**DATA SHOWN:**
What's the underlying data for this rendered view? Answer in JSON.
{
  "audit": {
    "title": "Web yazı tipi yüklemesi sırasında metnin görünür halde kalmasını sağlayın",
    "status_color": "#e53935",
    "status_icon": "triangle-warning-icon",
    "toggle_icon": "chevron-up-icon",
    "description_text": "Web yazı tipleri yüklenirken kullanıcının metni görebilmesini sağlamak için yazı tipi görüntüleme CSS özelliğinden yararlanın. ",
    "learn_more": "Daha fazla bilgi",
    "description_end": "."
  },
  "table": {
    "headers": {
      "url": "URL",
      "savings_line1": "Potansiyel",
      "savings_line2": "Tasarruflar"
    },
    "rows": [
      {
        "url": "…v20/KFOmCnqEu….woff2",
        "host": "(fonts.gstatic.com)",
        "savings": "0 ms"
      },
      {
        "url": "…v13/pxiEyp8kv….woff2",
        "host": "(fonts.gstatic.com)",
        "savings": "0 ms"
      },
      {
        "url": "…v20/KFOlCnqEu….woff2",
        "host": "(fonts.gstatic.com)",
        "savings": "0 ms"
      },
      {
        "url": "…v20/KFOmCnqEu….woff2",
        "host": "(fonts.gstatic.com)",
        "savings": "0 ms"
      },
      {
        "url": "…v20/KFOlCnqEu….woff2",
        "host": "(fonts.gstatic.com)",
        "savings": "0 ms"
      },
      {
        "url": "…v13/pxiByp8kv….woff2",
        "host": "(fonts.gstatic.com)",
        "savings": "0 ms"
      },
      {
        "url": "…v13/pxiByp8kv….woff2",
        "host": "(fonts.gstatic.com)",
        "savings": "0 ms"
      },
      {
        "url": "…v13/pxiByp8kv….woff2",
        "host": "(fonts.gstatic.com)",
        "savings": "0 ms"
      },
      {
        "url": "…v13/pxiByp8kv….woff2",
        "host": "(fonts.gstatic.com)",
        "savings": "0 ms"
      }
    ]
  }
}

**TASK REQUIREMENTS:** Set down all of the records shown above once more, exactly.

**OUTPUT OF THE TASK:**
What's the underlying data for this rendered view? Answer in JSON.
{
  "audit": {
    "title": "Web yazı tipi yüklemesi sırasında metnin görünür halde kalmasını sağlayın",
    "status_color": "#e53935",
    "status_icon": "triangle-warning-icon",
    "toggle_icon": "chevron-up-icon",
    "description_text": "Web yazı tipleri yüklenirken kullanıcının metni görebilmesini sağlamak için yazı tipi görüntüleme CSS özelliğinden yararlanın. ",
    "learn_more": "Daha fazla bilgi",
    "description_end": "."
  },
  "table": {
    "headers": {
      "url": "URL",
      "savings_line1": "Potansiyel",
      "savings_line2": "Tasarruflar"
    },
    "rows": [
      {
        "url": "…v20/KFOmCnqEu….woff2",
        "host": "(fonts.gstatic.com)",
        "savings": "0 ms"
      },
      {
        "url": "…v13/pxiEyp8kv….woff2",
        "host": "(fonts.gstatic.com)",
        "savings": "0 ms"
      },
      {
        "url": "…v20/KFOlCnqEu….woff2",
        "host": "(fonts.gstatic.com)",
        "savings": "0 ms"
      },
      {
        "url": "…v20/KFOmCnqEu….woff2",
        "host": "(fonts.gstatic.com)",
        "savings": "0 ms"
      },
      {
        "url": "…v20/KFOlCnqEu….woff2",
        "host": "(fonts.gstatic.com)",
        "savings": "0 ms"
      },
      {
        "url": "…v13/pxiByp8kv….woff2",
        "host": "(fonts.gstatic.com)",
        "savings": "0 ms"
      },
      {
        "url": "…v13/pxiByp8kv….woff2",
        "host": "(fonts.gstatic.com)",
        "savings": "0 ms"
      },
      {
        "url": "…v13/pxiByp8kv….woff2",
        "host": "(fonts.gstatic.com)",
        "savings": "0 ms"
      },
      {
        "url": "…v13/pxiByp8kv….woff2",
        "host": "(fonts.gstatic.com)",
        "savings": "0 ms"
      }
    ]
  }
}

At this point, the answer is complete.